** START RECORDS SUPPLIED **
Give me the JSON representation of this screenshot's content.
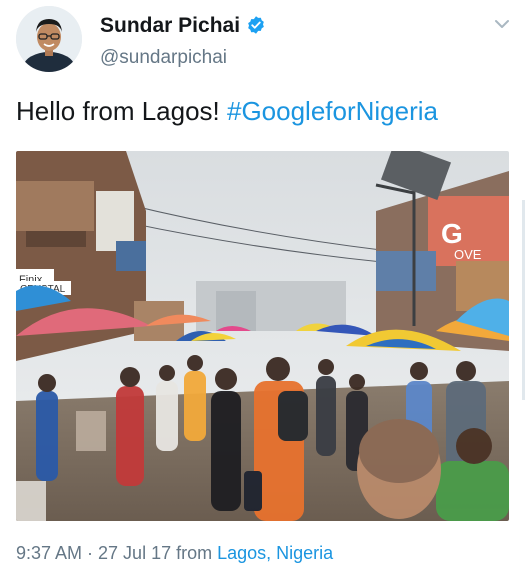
{
  "author": {
    "name": "Sundar Pichai",
    "handle": "@sundarpichai",
    "verified": true,
    "verified_icon": "verified-badge-icon",
    "verified_color": "#1da1f2"
  },
  "menu": {
    "icon": "chevron-down-icon"
  },
  "tweet": {
    "text": "Hello from Lagos! ",
    "hashtag": "#GoogleforNigeria",
    "hashtag_color": "#1b95e0"
  },
  "photo": {
    "signs": {
      "google_banner": "G",
      "google_banner_text": "OVE",
      "shop": "CRYSTAL",
      "shop2": "Finix"
    }
  },
  "footer": {
    "timestamp": "9:37 AM · 27 Jul 17 from ",
    "location": "Lagos, Nigeria"
  },
  "colors": {
    "text": "#14171a",
    "secondary": "#657786",
    "link": "#1b95e0"
  }
}
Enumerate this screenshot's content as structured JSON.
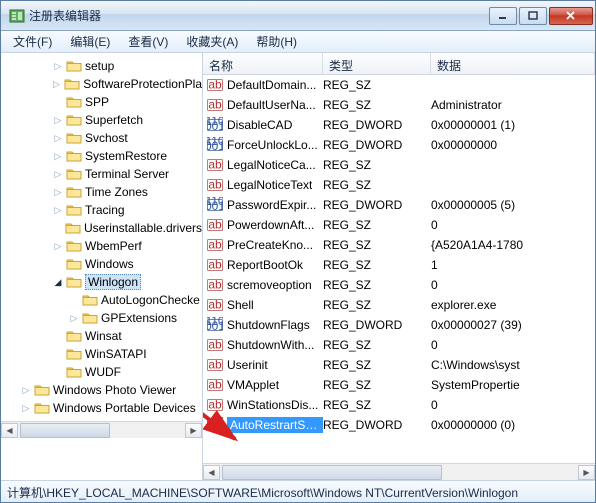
{
  "window": {
    "title": "注册表编辑器"
  },
  "menu": {
    "file": "文件(F)",
    "edit": "编辑(E)",
    "view": "查看(V)",
    "favorites": "收藏夹(A)",
    "help": "帮助(H)"
  },
  "columns": {
    "name": "名称",
    "type": "类型",
    "data": "数据"
  },
  "tree": [
    {
      "depth": 3,
      "exp": "▷",
      "label": "setup"
    },
    {
      "depth": 3,
      "exp": "▷",
      "label": "SoftwareProtectionPla"
    },
    {
      "depth": 3,
      "exp": "",
      "label": "SPP"
    },
    {
      "depth": 3,
      "exp": "▷",
      "label": "Superfetch"
    },
    {
      "depth": 3,
      "exp": "▷",
      "label": "Svchost"
    },
    {
      "depth": 3,
      "exp": "▷",
      "label": "SystemRestore"
    },
    {
      "depth": 3,
      "exp": "▷",
      "label": "Terminal Server"
    },
    {
      "depth": 3,
      "exp": "▷",
      "label": "Time Zones"
    },
    {
      "depth": 3,
      "exp": "▷",
      "label": "Tracing"
    },
    {
      "depth": 3,
      "exp": "",
      "label": "Userinstallable.drivers"
    },
    {
      "depth": 3,
      "exp": "▷",
      "label": "WbemPerf"
    },
    {
      "depth": 3,
      "exp": "",
      "label": "Windows"
    },
    {
      "depth": 3,
      "exp": "◢",
      "label": "Winlogon",
      "selected": true
    },
    {
      "depth": 4,
      "exp": "",
      "label": "AutoLogonChecke"
    },
    {
      "depth": 4,
      "exp": "▷",
      "label": "GPExtensions"
    },
    {
      "depth": 3,
      "exp": "",
      "label": "Winsat"
    },
    {
      "depth": 3,
      "exp": "",
      "label": "WinSATAPI"
    },
    {
      "depth": 3,
      "exp": "",
      "label": "WUDF"
    },
    {
      "depth": 1,
      "exp": "▷",
      "label": "Windows Photo Viewer"
    },
    {
      "depth": 1,
      "exp": "▷",
      "label": "Windows Portable Devices"
    }
  ],
  "values": [
    {
      "icon": "sz",
      "name": "DefaultDomain...",
      "type": "REG_SZ",
      "data": ""
    },
    {
      "icon": "sz",
      "name": "DefaultUserNa...",
      "type": "REG_SZ",
      "data": "Administrator"
    },
    {
      "icon": "dw",
      "name": "DisableCAD",
      "type": "REG_DWORD",
      "data": "0x00000001 (1)"
    },
    {
      "icon": "dw",
      "name": "ForceUnlockLo...",
      "type": "REG_DWORD",
      "data": "0x00000000"
    },
    {
      "icon": "sz",
      "name": "LegalNoticeCa...",
      "type": "REG_SZ",
      "data": ""
    },
    {
      "icon": "sz",
      "name": "LegalNoticeText",
      "type": "REG_SZ",
      "data": ""
    },
    {
      "icon": "dw",
      "name": "PasswordExpir...",
      "type": "REG_DWORD",
      "data": "0x00000005 (5)"
    },
    {
      "icon": "sz",
      "name": "PowerdownAft...",
      "type": "REG_SZ",
      "data": "0"
    },
    {
      "icon": "sz",
      "name": "PreCreateKno...",
      "type": "REG_SZ",
      "data": "{A520A1A4-1780"
    },
    {
      "icon": "sz",
      "name": "ReportBootOk",
      "type": "REG_SZ",
      "data": "1"
    },
    {
      "icon": "sz",
      "name": "scremoveoption",
      "type": "REG_SZ",
      "data": "0"
    },
    {
      "icon": "sz",
      "name": "Shell",
      "type": "REG_SZ",
      "data": "explorer.exe"
    },
    {
      "icon": "dw",
      "name": "ShutdownFlags",
      "type": "REG_DWORD",
      "data": "0x00000027 (39)"
    },
    {
      "icon": "sz",
      "name": "ShutdownWith...",
      "type": "REG_SZ",
      "data": "0"
    },
    {
      "icon": "sz",
      "name": "Userinit",
      "type": "REG_SZ",
      "data": "C:\\Windows\\syst"
    },
    {
      "icon": "sz",
      "name": "VMApplet",
      "type": "REG_SZ",
      "data": "SystemPropertie"
    },
    {
      "icon": "sz",
      "name": "WinStationsDis...",
      "type": "REG_SZ",
      "data": "0"
    },
    {
      "icon": "dw",
      "name": "AutoRestrartSh...",
      "type": "REG_DWORD",
      "data": "0x00000000 (0)",
      "selected": true
    }
  ],
  "statusbar": "计算机\\HKEY_LOCAL_MACHINE\\SOFTWARE\\Microsoft\\Windows NT\\CurrentVersion\\Winlogon"
}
** END RECORDS SUPPLIED **
• [TASK STATEMENT] Pick out the lines that have the word "Winlogon". Copy them all.

• [SOLUTION TO THE EXERCISE]
      "label": "Winlogon",
  "statusbar": "计算机\\HKEY_LOCAL_MACHINE\\SOFTWARE\\Microsoft\\Windows NT\\CurrentVersion\\Winlogon"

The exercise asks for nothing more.